-- begin RECORDS PROVIDED --

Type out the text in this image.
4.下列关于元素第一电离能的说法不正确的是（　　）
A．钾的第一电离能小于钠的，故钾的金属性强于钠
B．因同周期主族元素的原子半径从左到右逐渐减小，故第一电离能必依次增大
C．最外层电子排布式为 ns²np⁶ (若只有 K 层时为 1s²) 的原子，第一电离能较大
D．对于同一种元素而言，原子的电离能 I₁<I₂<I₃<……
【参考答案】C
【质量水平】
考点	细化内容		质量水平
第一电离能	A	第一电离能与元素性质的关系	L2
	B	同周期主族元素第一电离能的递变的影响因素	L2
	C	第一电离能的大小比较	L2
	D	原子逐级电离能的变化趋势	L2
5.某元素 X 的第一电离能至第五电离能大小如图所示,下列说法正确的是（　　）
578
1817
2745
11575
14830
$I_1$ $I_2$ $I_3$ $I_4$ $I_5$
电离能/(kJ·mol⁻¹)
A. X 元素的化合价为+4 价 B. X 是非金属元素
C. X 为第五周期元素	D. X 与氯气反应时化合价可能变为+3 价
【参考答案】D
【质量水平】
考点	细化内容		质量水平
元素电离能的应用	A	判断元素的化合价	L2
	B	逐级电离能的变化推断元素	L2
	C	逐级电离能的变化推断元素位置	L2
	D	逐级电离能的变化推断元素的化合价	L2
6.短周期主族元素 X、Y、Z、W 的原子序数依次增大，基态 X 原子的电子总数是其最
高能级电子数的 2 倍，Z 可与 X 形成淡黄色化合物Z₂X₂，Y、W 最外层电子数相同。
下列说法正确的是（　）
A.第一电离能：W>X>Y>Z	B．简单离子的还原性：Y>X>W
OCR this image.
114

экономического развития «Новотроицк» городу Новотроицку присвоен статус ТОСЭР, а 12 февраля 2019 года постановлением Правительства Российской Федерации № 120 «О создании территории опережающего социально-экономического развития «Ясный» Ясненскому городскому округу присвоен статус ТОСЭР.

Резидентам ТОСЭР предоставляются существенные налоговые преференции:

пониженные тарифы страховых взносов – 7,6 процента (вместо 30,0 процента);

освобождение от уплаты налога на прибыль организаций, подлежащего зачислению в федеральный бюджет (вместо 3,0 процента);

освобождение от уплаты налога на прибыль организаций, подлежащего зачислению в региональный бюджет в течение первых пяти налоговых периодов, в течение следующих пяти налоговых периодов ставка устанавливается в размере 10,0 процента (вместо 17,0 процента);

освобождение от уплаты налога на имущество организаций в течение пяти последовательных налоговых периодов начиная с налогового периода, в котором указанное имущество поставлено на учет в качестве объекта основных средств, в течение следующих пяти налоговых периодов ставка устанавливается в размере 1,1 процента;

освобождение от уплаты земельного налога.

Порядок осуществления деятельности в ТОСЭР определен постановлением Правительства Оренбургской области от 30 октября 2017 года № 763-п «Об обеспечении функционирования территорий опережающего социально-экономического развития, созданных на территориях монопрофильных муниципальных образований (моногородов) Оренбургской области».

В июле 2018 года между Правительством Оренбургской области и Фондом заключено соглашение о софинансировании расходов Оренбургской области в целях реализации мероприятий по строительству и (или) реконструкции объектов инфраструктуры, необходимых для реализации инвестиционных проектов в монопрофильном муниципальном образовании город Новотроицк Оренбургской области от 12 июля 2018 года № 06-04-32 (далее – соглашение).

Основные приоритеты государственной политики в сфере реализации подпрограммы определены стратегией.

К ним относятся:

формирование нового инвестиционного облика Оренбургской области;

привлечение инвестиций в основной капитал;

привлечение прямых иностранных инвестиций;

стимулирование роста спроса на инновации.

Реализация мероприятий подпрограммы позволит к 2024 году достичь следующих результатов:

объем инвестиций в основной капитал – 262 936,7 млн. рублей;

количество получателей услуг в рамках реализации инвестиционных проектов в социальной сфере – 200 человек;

-- end RECORDS PROVIDED --

EXERCISE DIRECTIONS: Copy out each line exactly as written.

RESPONSE TO THE EXERCISE:
Type out the text in this image.
4.下列关于元素第一电离能的说法不正确的是（　　）
A．钾的第一电离能小于钠的，故钾的金属性强于钠
B．因同周期主族元素的原子半径从左到右逐渐减小，故第一电离能必依次增大
C．最外层电子排布式为 ns²np⁶ (若只有 K 层时为 1s²) 的原子，第一电离能较大
D．对于同一种元素而言，原子的电离能 I₁<I₂<I₃<……
【参考答案】C
【质量水平】
考点	细化内容		质量水平
第一电离能	A	第一电离能与元素性质的关系	L2
	B	同周期主族元素第一电离能的递变的影响因素	L2
	C	第一电离能的大小比较	L2
	D	原子逐级电离能的变化趋势	L2
5.某元素 X 的第一电离能至第五电离能大小如图所示,下列说法正确的是（　　）
578
1817
2745
11575
14830
$I_1$ $I_2$ $I_3$ $I_4$ $I_5$
电离能/(kJ·mol⁻¹)
A. X 元素的化合价为+4 价 B. X 是非金属元素
C. X 为第五周期元素	D. X 与氯气反应时化合价可能变为+3 价
【参考答案】D
【质量水平】
考点	细化内容		质量水平
元素电离能的应用	A	判断元素的化合价	L2
	B	逐级电离能的变化推断元素	L2
	C	逐级电离能的变化推断元素位置	L2
	D	逐级电离能的变化推断元素的化合价	L2
6.短周期主族元素 X、Y、Z、W 的原子序数依次增大，基态 X 原子的电子总数是其最
高能级电子数的 2 倍，Z 可与 X 形成淡黄色化合物Z₂X₂，Y、W 最外层电子数相同。
下列说法正确的是（　）
A.第一电离能：W>X>Y>Z	B．简单离子的还原性：Y>X>W
OCR this image.
114

экономического развития «Новотроицк» городу Новотроицку присвоен статус ТОСЭР, а 12 февраля 2019 года постановлением Правительства Российской Федерации № 120 «О создании территории опережающего социально-экономического развития «Ясный» Ясненскому городскому округу присвоен статус ТОСЭР.

Резидентам ТОСЭР предоставляются существенные налоговые преференции:

пониженные тарифы страховых взносов – 7,6 процента (вместо 30,0 процента);

освобождение от уплаты налога на прибыль организаций, подлежащего зачислению в федеральный бюджет (вместо 3,0 процента);

освобождение от уплаты налога на прибыль организаций, подлежащего зачислению в региональный бюджет в течение первых пяти налоговых периодов, в течение следующих пяти налоговых периодов ставка устанавливается в размере 10,0 процента (вместо 17,0 процента);

освобождение от уплаты налога на имущество организаций в течение пяти последовательных налоговых периодов начиная с налогового периода, в котором указанное имущество поставлено на учет в качестве объекта основных средств, в течение следующих пяти налоговых периодов ставка устанавливается в размере 1,1 процента;

освобождение от уплаты земельного налога.

Порядок осуществления деятельности в ТОСЭР определен постановлением Правительства Оренбургской области от 30 октября 2017 года № 763-п «Об обеспечении функционирования территорий опережающего социально-экономического развития, созданных на территориях монопрофильных муниципальных образований (моногородов) Оренбургской области».

В июле 2018 года между Правительством Оренбургской области и Фондом заключено соглашение о софинансировании расходов Оренбургской области в целях реализации мероприятий по строительству и (или) реконструкции объектов инфраструктуры, необходимых для реализации инвестиционных проектов в монопрофильном муниципальном образовании город Новотроицк Оренбургской области от 12 июля 2018 года № 06-04-32 (далее – соглашение).

Основные приоритеты государственной политики в сфере реализации подпрограммы определены стратегией.

К ним относятся:

формирование нового инвестиционного облика Оренбургской области;

привлечение инвестиций в основной капитал;

привлечение прямых иностранных инвестиций;

стимулирование роста спроса на инновации.

Реализация мероприятий подпрограммы позволит к 2024 году достичь следующих результатов:

объем инвестиций в основной капитал – 262 936,7 млн. рублей;

количество получателей услуг в рамках реализации инвестиционных проектов в социальной сфере – 200 человек;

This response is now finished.